Dataset records:

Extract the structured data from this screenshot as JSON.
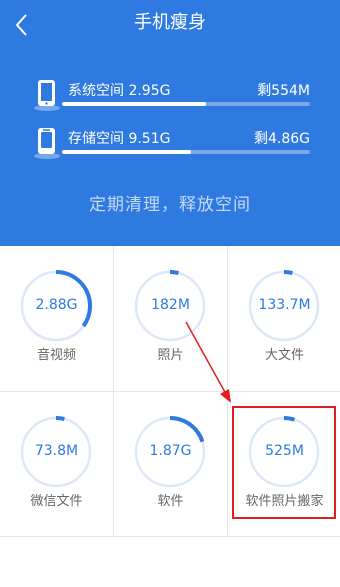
{
  "header": {
    "title": "手机瘦身",
    "back_icon": "chevron-left-icon",
    "background": "#2f7ae0"
  },
  "storage": {
    "system": {
      "label": "系统空间",
      "used": "2.95G",
      "remaining": "剩554M",
      "fill_fraction": 0.58,
      "icon": "phone-icon"
    },
    "internal": {
      "label": "存储空间",
      "used": "9.51G",
      "remaining": "剩4.86G",
      "fill_fraction": 0.52,
      "icon": "storage-icon"
    }
  },
  "slogan": "定期清理，释放空间",
  "categories": [
    {
      "id": "audio-video",
      "value": "2.88G",
      "label": "音视频",
      "arc_fraction": 0.35
    },
    {
      "id": "photos",
      "value": "182M",
      "label": "照片",
      "arc_fraction": 0.04
    },
    {
      "id": "large-files",
      "value": "133.7M",
      "label": "大文件",
      "arc_fraction": 0.04
    },
    {
      "id": "wechat-files",
      "value": "73.8M",
      "label": "微信文件",
      "arc_fraction": 0.04
    },
    {
      "id": "software",
      "value": "1.87G",
      "label": "软件",
      "arc_fraction": 0.2
    },
    {
      "id": "photo-mover",
      "value": "525M",
      "label": "软件照片搬家",
      "arc_fraction": 0.05
    }
  ],
  "colors": {
    "accent": "#2f7ae0",
    "ring_track": "#dce8f8",
    "annotation": "#e02020"
  }
}
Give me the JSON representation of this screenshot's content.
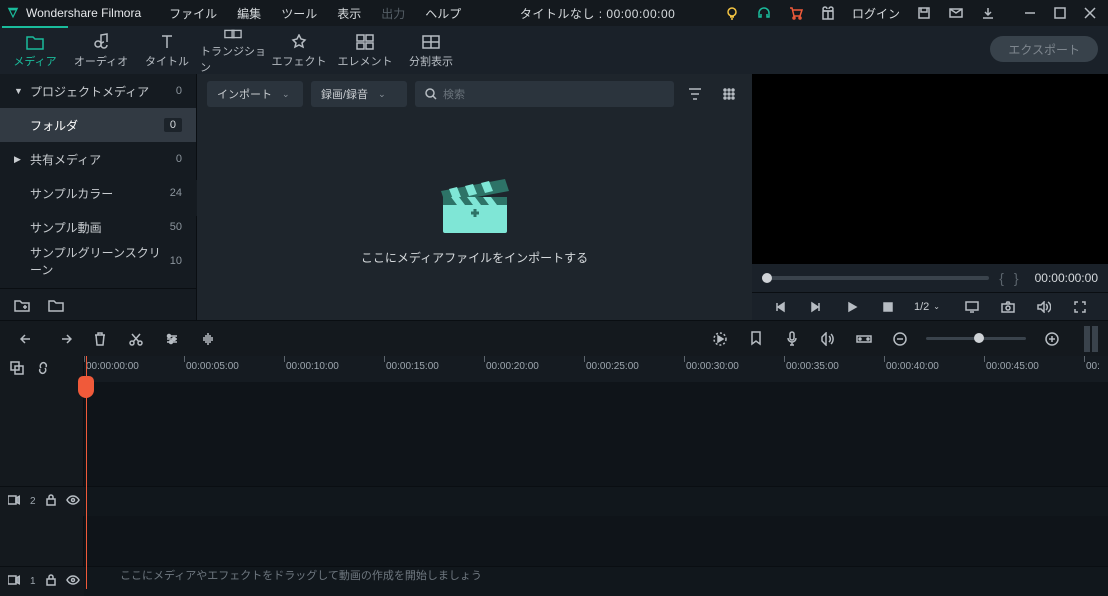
{
  "app": {
    "name": "Wondershare Filmora"
  },
  "menu": {
    "items": [
      "ファイル",
      "編集",
      "ツール",
      "表示",
      "出力",
      "ヘルプ"
    ],
    "disabled_index": 4
  },
  "title": {
    "text": "タイトルなし : 00:00:00:00"
  },
  "menubar_right": {
    "login": "ログイン"
  },
  "tabs": {
    "items": [
      {
        "label": "メディア"
      },
      {
        "label": "オーディオ"
      },
      {
        "label": "タイトル"
      },
      {
        "label": "トランジション"
      },
      {
        "label": "エフェクト"
      },
      {
        "label": "エレメント"
      },
      {
        "label": "分割表示"
      }
    ],
    "active_index": 0,
    "export": "エクスポート"
  },
  "sidebar": {
    "rows": [
      {
        "label": "プロジェクトメディア",
        "count": "0",
        "expandable": true,
        "expanded": true
      },
      {
        "label": "フォルダ",
        "count": "0",
        "selected": true,
        "indent": true
      },
      {
        "label": "共有メディア",
        "count": "0",
        "expandable": true,
        "expanded": false
      },
      {
        "label": "サンプルカラー",
        "count": "24",
        "indent": true
      },
      {
        "label": "サンプル動画",
        "count": "50",
        "indent": true
      },
      {
        "label": "サンプルグリーンスクリーン",
        "count": "10",
        "indent": true
      }
    ]
  },
  "media": {
    "import_dd": "インポート",
    "record_dd": "録画/録音",
    "search_placeholder": "検索",
    "message": "ここにメディアファイルをインポートする"
  },
  "preview": {
    "timecode": "00:00:00:00",
    "speed": "1/2"
  },
  "ruler": {
    "marks": [
      "00:00:00:00",
      "00:00:05:00",
      "00:00:10:00",
      "00:00:15:00",
      "00:00:20:00",
      "00:00:25:00",
      "00:00:30:00",
      "00:00:35:00",
      "00:00:40:00",
      "00:00:45:00",
      "00:"
    ]
  },
  "tracks": {
    "video2": "2",
    "video1": "1",
    "hint": "ここにメディアやエフェクトをドラッグして動画の作成を開始しましょう"
  }
}
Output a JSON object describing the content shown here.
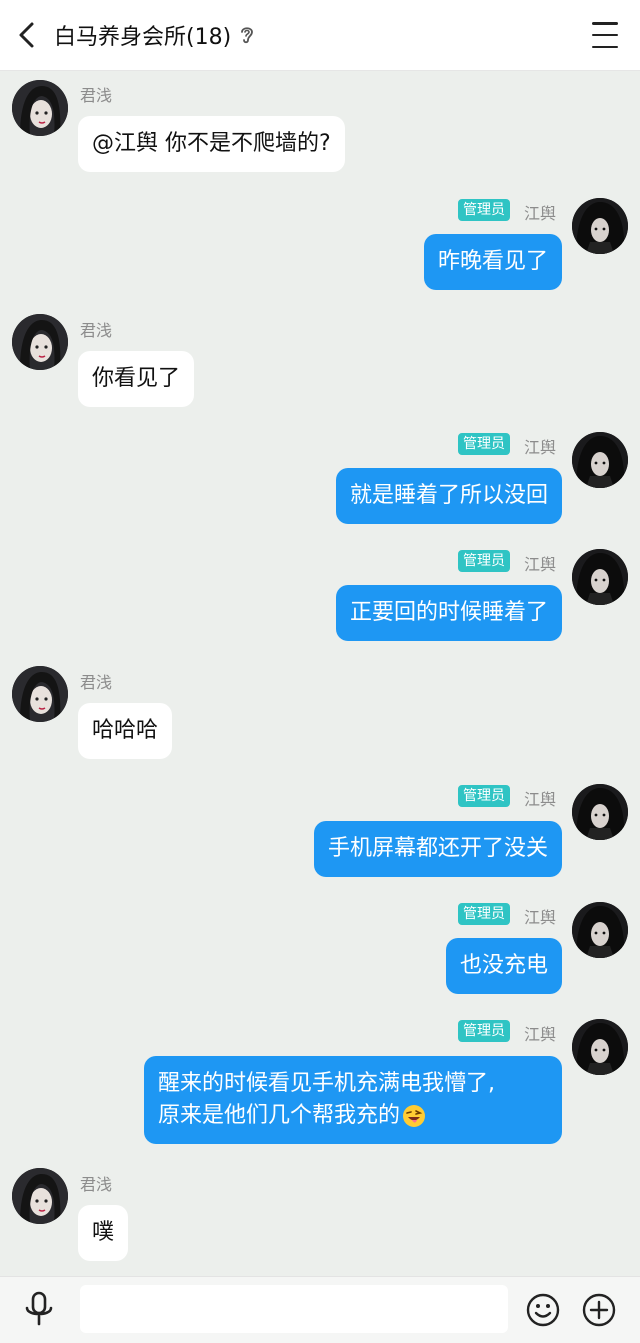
{
  "header": {
    "title": "白马养身会所(18)"
  },
  "messages": [
    {
      "side": "in",
      "sender": "君浅",
      "text": "@江舆 你不是不爬墙的?"
    },
    {
      "side": "out",
      "sender": "江舆",
      "badge": "管理员",
      "text": "昨晚看见了"
    },
    {
      "side": "in",
      "sender": "君浅",
      "text": "你看见了"
    },
    {
      "side": "out",
      "sender": "江舆",
      "badge": "管理员",
      "text": "就是睡着了所以没回"
    },
    {
      "side": "out",
      "sender": "江舆",
      "badge": "管理员",
      "text": "正要回的时候睡着了"
    },
    {
      "side": "in",
      "sender": "君浅",
      "text": "哈哈哈"
    },
    {
      "side": "out",
      "sender": "江舆",
      "badge": "管理员",
      "text": "手机屏幕都还开了没关"
    },
    {
      "side": "out",
      "sender": "江舆",
      "badge": "管理员",
      "text": "也没充电"
    },
    {
      "side": "out",
      "sender": "江舆",
      "badge": "管理员",
      "text": "醒来的时候看见手机充满电我懵了,",
      "text2": "原来是他们几个帮我充的",
      "emoji": "laughing-tongue-emoji"
    },
    {
      "side": "in",
      "sender": "君浅",
      "text": "噗"
    }
  ],
  "input": {
    "placeholder": ""
  },
  "colors": {
    "accent": "#1e97f3",
    "badge": "#2fc4c4",
    "background": "#ecefec"
  }
}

PROBLEM STATEMENT:
Write the lines above out again exactly, without any of their pictures.

ANSWER TO THE TASK:
Extract the structured data from this screenshot as JSON.
{
  "header": {
    "title": "手机瘦身",
    "back_icon": "chevron-left-icon",
    "background": "#2f7ae0"
  },
  "storage": {
    "system": {
      "label": "系统空间",
      "used": "2.95G",
      "remaining": "剩554M",
      "fill_fraction": 0.58,
      "icon": "phone-icon"
    },
    "internal": {
      "label": "存储空间",
      "used": "9.51G",
      "remaining": "剩4.86G",
      "fill_fraction": 0.52,
      "icon": "storage-icon"
    }
  },
  "slogan": "定期清理，释放空间",
  "categories": [
    {
      "id": "audio-video",
      "value": "2.88G",
      "label": "音视频",
      "arc_fraction": 0.35
    },
    {
      "id": "photos",
      "value": "182M",
      "label": "照片",
      "arc_fraction": 0.04
    },
    {
      "id": "large-files",
      "value": "133.7M",
      "label": "大文件",
      "arc_fraction": 0.04
    },
    {
      "id": "wechat-files",
      "value": "73.8M",
      "label": "微信文件",
      "arc_fraction": 0.04
    },
    {
      "id": "software",
      "value": "1.87G",
      "label": "软件",
      "arc_fraction": 0.2
    },
    {
      "id": "photo-mover",
      "value": "525M",
      "label": "软件照片搬家",
      "arc_fraction": 0.05
    }
  ],
  "colors": {
    "accent": "#2f7ae0",
    "ring_track": "#dce8f8",
    "annotation": "#e02020"
  }
}
Give me the JSON representation of this screenshot's content.
{
  "app": {
    "name": "Wondershare Filmora"
  },
  "menu": {
    "items": [
      "ファイル",
      "編集",
      "ツール",
      "表示",
      "出力",
      "ヘルプ"
    ],
    "disabled_index": 4
  },
  "title": {
    "text": "タイトルなし : 00:00:00:00"
  },
  "menubar_right": {
    "login": "ログイン"
  },
  "tabs": {
    "items": [
      {
        "label": "メディア"
      },
      {
        "label": "オーディオ"
      },
      {
        "label": "タイトル"
      },
      {
        "label": "トランジション"
      },
      {
        "label": "エフェクト"
      },
      {
        "label": "エレメント"
      },
      {
        "label": "分割表示"
      }
    ],
    "active_index": 0,
    "export": "エクスポート"
  },
  "sidebar": {
    "rows": [
      {
        "label": "プロジェクトメディア",
        "count": "0",
        "expandable": true,
        "expanded": true
      },
      {
        "label": "フォルダ",
        "count": "0",
        "selected": true,
        "indent": true
      },
      {
        "label": "共有メディア",
        "count": "0",
        "expandable": true,
        "expanded": false
      },
      {
        "label": "サンプルカラー",
        "count": "24",
        "indent": true
      },
      {
        "label": "サンプル動画",
        "count": "50",
        "indent": true
      },
      {
        "label": "サンプルグリーンスクリーン",
        "count": "10",
        "indent": true
      }
    ]
  },
  "media": {
    "import_dd": "インポート",
    "record_dd": "録画/録音",
    "search_placeholder": "検索",
    "message": "ここにメディアファイルをインポートする"
  },
  "preview": {
    "timecode": "00:00:00:00",
    "speed": "1/2"
  },
  "ruler": {
    "marks": [
      "00:00:00:00",
      "00:00:05:00",
      "00:00:10:00",
      "00:00:15:00",
      "00:00:20:00",
      "00:00:25:00",
      "00:00:30:00",
      "00:00:35:00",
      "00:00:40:00",
      "00:00:45:00",
      "00:"
    ]
  },
  "tracks": {
    "video2": "2",
    "video1": "1",
    "hint": "ここにメディアやエフェクトをドラッグして動画の作成を開始しましょう"
  }
}
Output a JSON object describing the content shown here.
{
  "header": {
    "title": "白马养身会所(18)"
  },
  "messages": [
    {
      "side": "in",
      "sender": "君浅",
      "text": "@江舆 你不是不爬墙的?"
    },
    {
      "side": "out",
      "sender": "江舆",
      "badge": "管理员",
      "text": "昨晚看见了"
    },
    {
      "side": "in",
      "sender": "君浅",
      "text": "你看见了"
    },
    {
      "side": "out",
      "sender": "江舆",
      "badge": "管理员",
      "text": "就是睡着了所以没回"
    },
    {
      "side": "out",
      "sender": "江舆",
      "badge": "管理员",
      "text": "正要回的时候睡着了"
    },
    {
      "side": "in",
      "sender": "君浅",
      "text": "哈哈哈"
    },
    {
      "side": "out",
      "sender": "江舆",
      "badge": "管理员",
      "text": "手机屏幕都还开了没关"
    },
    {
      "side": "out",
      "sender": "江舆",
      "badge": "管理员",
      "text": "也没充电"
    },
    {
      "side": "out",
      "sender": "江舆",
      "badge": "管理员",
      "text": "醒来的时候看见手机充满电我懵了,",
      "text2": "原来是他们几个帮我充的",
      "emoji": "laughing-tongue-emoji"
    },
    {
      "side": "in",
      "sender": "君浅",
      "text": "噗"
    }
  ],
  "input": {
    "placeholder": ""
  },
  "colors": {
    "accent": "#1e97f3",
    "badge": "#2fc4c4",
    "background": "#ecefec"
  }
}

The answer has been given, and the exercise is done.